文本摘录 –
【BZOJ】1674: [Usaco2005]Part Acquisition(spfa)

http://www.lydsy.com/JudgeOnline/problem.php?id=1674

想法很简单。。。将每一种看做一个点,如果i可以换成j,那么连边到j。。

费用都为1.。

然后拥有过的物品就是最短路+1.。

#include <cstdio>
#include <cstring>
#include <cmath>
#include <string>
#include <iostream>
#include <algorithm>
#include <queue>
using namespace std;
#define rep(i, n) for(int i=0; i<(n); ++i)
#define for1(i,a,n) for(int i=(a);i<=(n);++i)
#define for2(i,a,n) for(int i=(a);i<(n);++i)
#define for3(i,a,n) for(int i=(a);i>=(n);--i)
#define for4(i,a,n) for(int i=(a);i>(n);--i)
#define CC(i,a) memset(i,a,sizeof(i))
#define read(a) a=getint()
#define print(a) printf("%d", a)

提供材料 –
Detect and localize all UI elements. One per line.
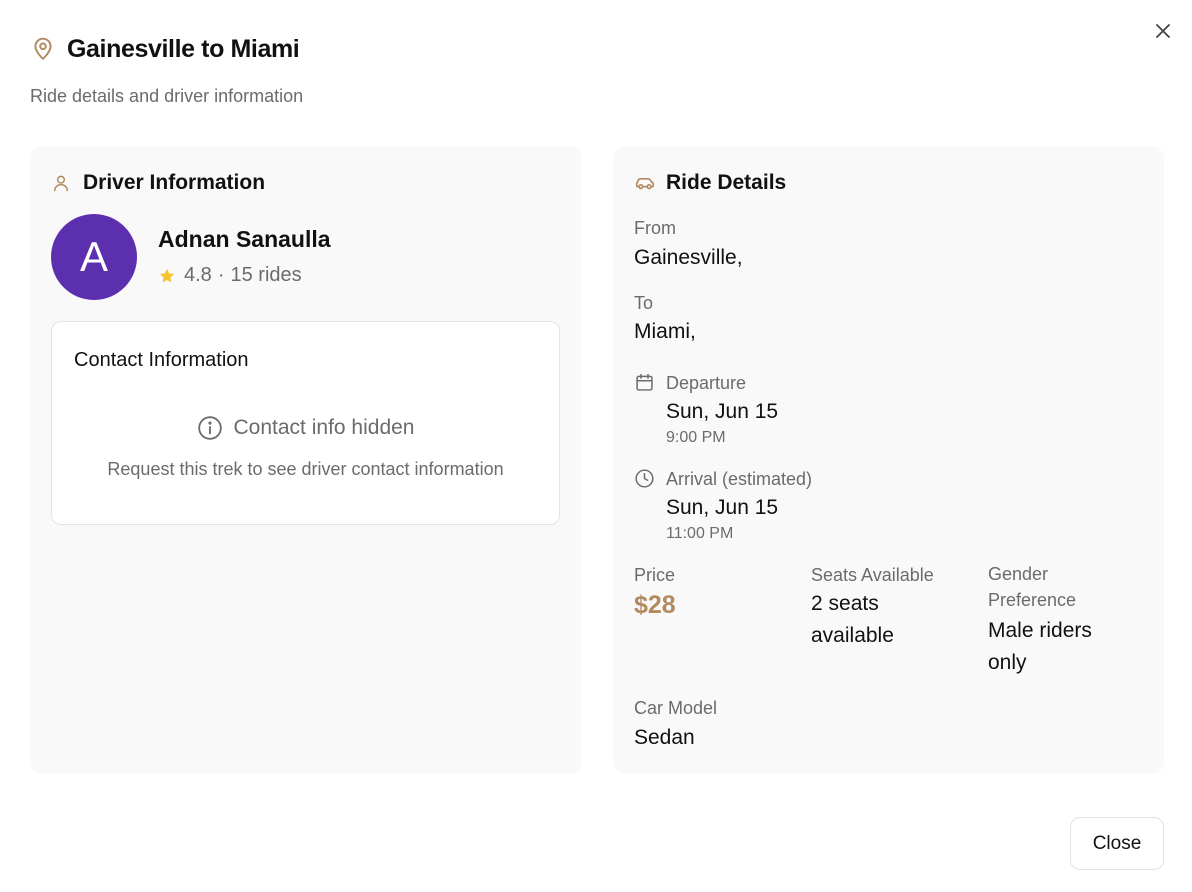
dialog-title: Gainesville to Miami [67,34,300,63]
contact-hidden-notice: Contact info hidden [52,415,559,441]
map-pin-icon [30,36,56,62]
driver-section-header: Driver Information [51,171,265,195]
info-icon [197,415,223,441]
ride-section-title: Ride Details [666,171,787,194]
seats-value: 2 seats available [811,592,894,647]
contact-hidden-label: Contact info hidden [233,416,415,439]
car-icon [634,172,656,194]
gender-label: Gender Preference [988,564,1077,610]
driver-section-title: Driver Information [83,171,266,194]
close-button[interactable]: Close [1070,817,1164,870]
dialog-subtitle: Ride details and driver information [30,86,304,106]
calendar-icon [634,371,656,393]
ride-details-card: Ride Details From Gainesville, To Miami,… [613,146,1164,774]
seats-label: Seats Available [811,565,934,585]
driver-rating: 4.8 · 15 rides [158,264,302,287]
ride-details-dialog: Gainesville to Miami Ride details and dr… [0,0,1192,892]
arrival-time: 11:00 PM [666,525,734,542]
departure-label: Departure [666,373,747,393]
driver-name: Adnan Sanaulla [158,226,331,252]
gender-value: Male riders only [988,619,1092,674]
close-icon[interactable] [1150,18,1176,44]
car-model-label: Car Model [634,698,718,718]
star-icon [158,267,176,285]
contact-information-box: Contact Information Contact info hidden … [51,321,560,525]
arrival-label: Arrival (estimated) [666,469,813,489]
rating-separator: · [217,264,225,286]
car-model-value: Sedan [634,726,695,749]
departure-time: 9:00 PM [666,429,726,446]
to-value: Miami, [634,320,696,343]
departure-date: Sun, Jun 15 [666,400,779,423]
arrival-date: Sun, Jun 15 [666,496,779,519]
driver-information-card: Driver Information A Adnan Sanaulla 4.8 … [30,146,581,774]
rides-count: 15 rides [230,264,302,286]
to-label: To [634,293,654,313]
price-value: $28 [634,591,676,619]
avatar: A [51,214,137,300]
from-value: Gainesville, [634,246,743,269]
from-label: From [634,218,676,238]
contact-hidden-description: Request this trek to see driver contact … [107,459,504,479]
user-icon [51,172,73,194]
price-label: Price [634,565,676,585]
clock-icon [634,467,656,489]
rating-value: 4.8 [184,264,212,286]
dialog-header: Gainesville to Miami Ride details and dr… [30,33,303,107]
contact-title: Contact Information [74,349,249,371]
ride-section-header: Ride Details [634,171,786,195]
avatar-initial: A [79,233,108,280]
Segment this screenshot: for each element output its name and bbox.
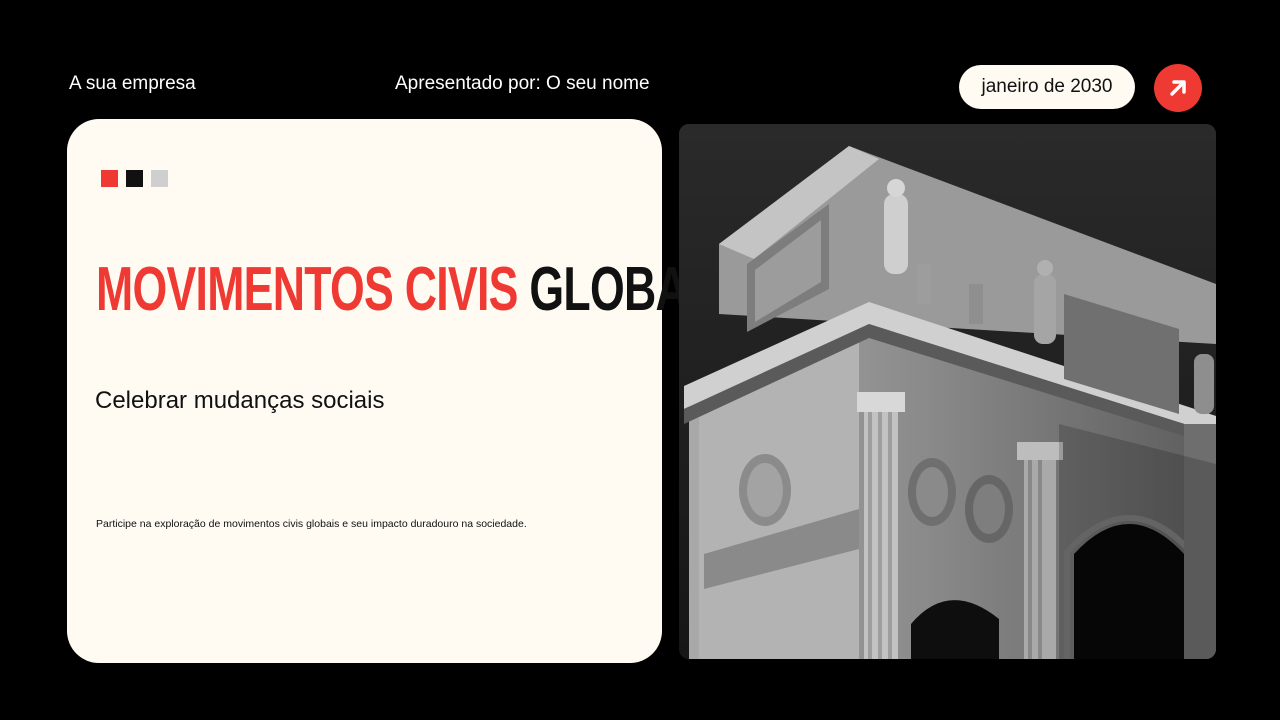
- square-gray: [151, 170, 168, 187]
- page-title: MOVIMENTOS CIVIS GLOBAIS: [96, 257, 728, 323]
- arch-illustration: [679, 124, 1216, 659]
- title-red-part: MOVIMENTOS CIVIS: [96, 255, 518, 324]
- description: Participe na exploração de movimentos ci…: [96, 518, 527, 530]
- arrow-button[interactable]: [1154, 64, 1202, 112]
- company-name: A sua empresa: [69, 73, 196, 94]
- color-squares: [101, 170, 168, 187]
- arrow-up-right-icon: [1170, 80, 1186, 96]
- title-card: MOVIMENTOS CIVIS GLOBAIS Celebrar mudanç…: [67, 119, 728, 663]
- square-red: [101, 170, 118, 187]
- date-badge: janeiro de 2030: [959, 65, 1135, 109]
- square-black: [126, 170, 143, 187]
- arch-photo: [679, 124, 1216, 659]
- presenter-name: Apresentado por: O seu nome: [395, 73, 650, 94]
- subtitle: Celebrar mudanças sociais: [95, 387, 385, 414]
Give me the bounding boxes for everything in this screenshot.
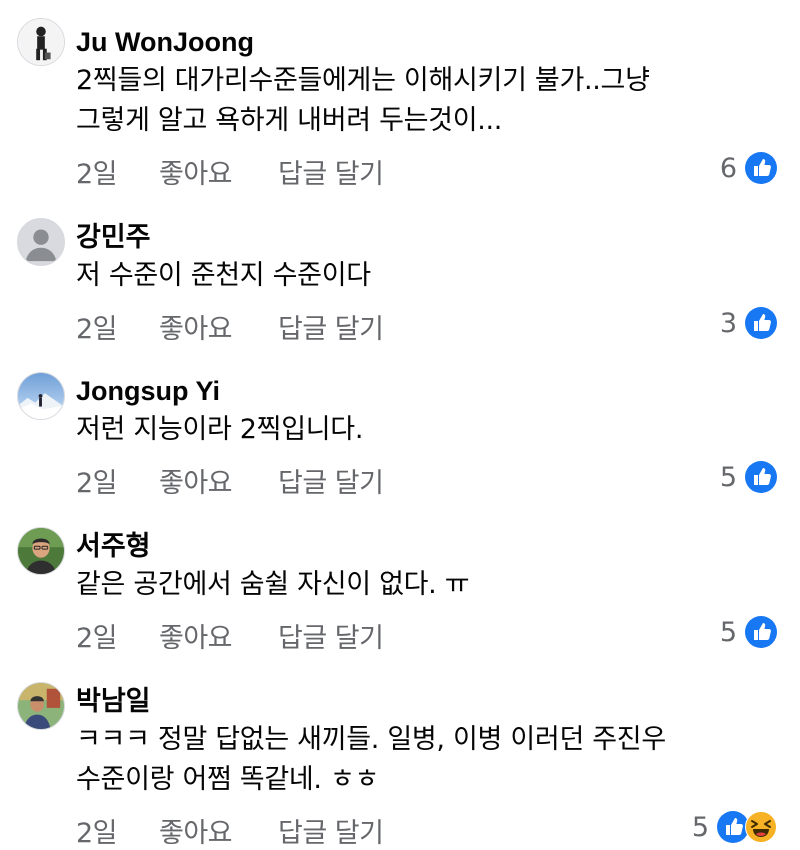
comment-author[interactable]: 서주형 — [76, 530, 151, 562]
reaction-count: 5 — [719, 461, 737, 493]
reply-button[interactable]: 답글 달기 — [278, 307, 384, 346]
comment-text-line: 저런 지능이라 2찍입니다. — [76, 414, 364, 445]
comment-timestamp[interactable]: 2일 — [76, 152, 118, 191]
like-button[interactable]: 좋아요 — [159, 307, 233, 346]
reaction-count: 3 — [719, 307, 737, 339]
comment-actions: 2일 좋아요 답글 달기 — [76, 811, 776, 849]
comment-timestamp[interactable]: 2일 — [76, 811, 118, 850]
comment-actions: 2일 좋아요 답글 달기 — [76, 307, 776, 345]
comment-text: 저 수준이 준천지 수준이다 — [76, 256, 776, 296]
comment-timestamp[interactable]: 2일 — [76, 616, 118, 655]
reply-button[interactable]: 답글 달기 — [278, 616, 384, 655]
comment-text-line: 2찍들의 대가리수준들에게는 이해시키기 불가..그냥 — [76, 65, 650, 96]
avatar[interactable] — [17, 18, 65, 66]
avatar[interactable] — [17, 682, 65, 730]
comment-text-line: 그렇게 알고 욕하게 내버려 두는것이... — [76, 105, 503, 136]
comment-text-line: ㅋㅋㅋ 정말 답없는 새끼들. 일병, 이병 이러던 주진우 — [76, 724, 666, 755]
avatar[interactable] — [17, 527, 65, 575]
avatar[interactable] — [17, 218, 65, 266]
like-button[interactable]: 좋아요 — [159, 811, 233, 850]
comment-author[interactable]: 강민주 — [76, 221, 151, 253]
comment-actions: 2일 좋아요 답글 달기 — [76, 616, 776, 654]
reaction-summary[interactable]: 6 — [720, 151, 777, 185]
comment-author[interactable]: 박남일 — [76, 685, 151, 717]
reaction-count: 6 — [719, 152, 737, 184]
comment-timestamp[interactable]: 2일 — [76, 461, 118, 500]
comment-timestamp[interactable]: 2일 — [76, 307, 118, 346]
comment-author[interactable]: Jongsup Yi — [76, 375, 220, 407]
like-button[interactable]: 좋아요 — [159, 461, 233, 500]
reaction-count: 5 — [691, 811, 709, 843]
like-icon — [745, 461, 777, 493]
like-button[interactable]: 좋아요 — [159, 616, 233, 655]
like-icon — [745, 616, 777, 648]
comment-text: ㅋㅋㅋ 정말 답없는 새끼들. 일병, 이병 이러던 주진우 수준이랑 어쩜 똑… — [76, 720, 776, 800]
comment-text: 저런 지능이라 2찍입니다. — [76, 410, 776, 450]
reply-button[interactable]: 답글 달기 — [278, 152, 384, 191]
like-icon — [745, 307, 777, 339]
reaction-summary[interactable]: 5 — [720, 460, 777, 494]
comment-author[interactable]: Ju WonJoong — [76, 26, 254, 58]
like-icon — [745, 152, 777, 184]
reaction-count: 5 — [719, 616, 737, 648]
avatar[interactable] — [17, 372, 65, 420]
like-button[interactable]: 좋아요 — [159, 152, 233, 191]
comment-text: 같은 공간에서 숨쉴 자신이 없다. ㅠ — [76, 565, 776, 605]
comment-actions: 2일 좋아요 답글 달기 — [76, 152, 776, 190]
comment-text-line: 같은 공간에서 숨쉴 자신이 없다. ㅠ — [76, 569, 470, 600]
reaction-summary[interactable]: 3 — [720, 306, 777, 340]
reply-button[interactable]: 답글 달기 — [278, 811, 384, 850]
comment-text-line: 저 수준이 준천지 수준이다 — [76, 260, 371, 291]
comment-actions: 2일 좋아요 답글 달기 — [76, 461, 776, 499]
laugh-icon — [745, 811, 777, 843]
reaction-summary[interactable]: 5 — [692, 810, 777, 844]
comment-text: 2찍들의 대가리수준들에게는 이해시키기 불가..그냥 그렇게 알고 욕하게 내… — [76, 61, 776, 141]
reply-button[interactable]: 답글 달기 — [278, 461, 384, 500]
comment-text-line: 수준이랑 어쩜 똑같네. ㅎㅎ — [76, 764, 380, 795]
reaction-summary[interactable]: 5 — [720, 615, 777, 649]
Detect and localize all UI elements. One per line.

书面任务 A –
按照题解的思路,图中每条边的费用是多少?
书面任务 B –
请把题解中从“#define for1(i,a,n) for(int”开始、一直到“#define read(a) a=getint()”为止的内容原样重新写出。
这些记录是另一份独立的材料,与题解无关。

练习作答 A –
每条边的费用都为1。

练习作答 B –
#define for1(i,a,n) for(int i=(a);i<=(n);++i)
#define for2(i,a,n) for(int i=(a);i<(n);++i)
#define for3(i,a,n) for(int i=(a);i>=(n);--i)
#define for4(i,a,n) for(int i=(a);i>(n);--i)
#define CC(i,a) memset(i,a,sizeof(i))
#define read(a) a=getint()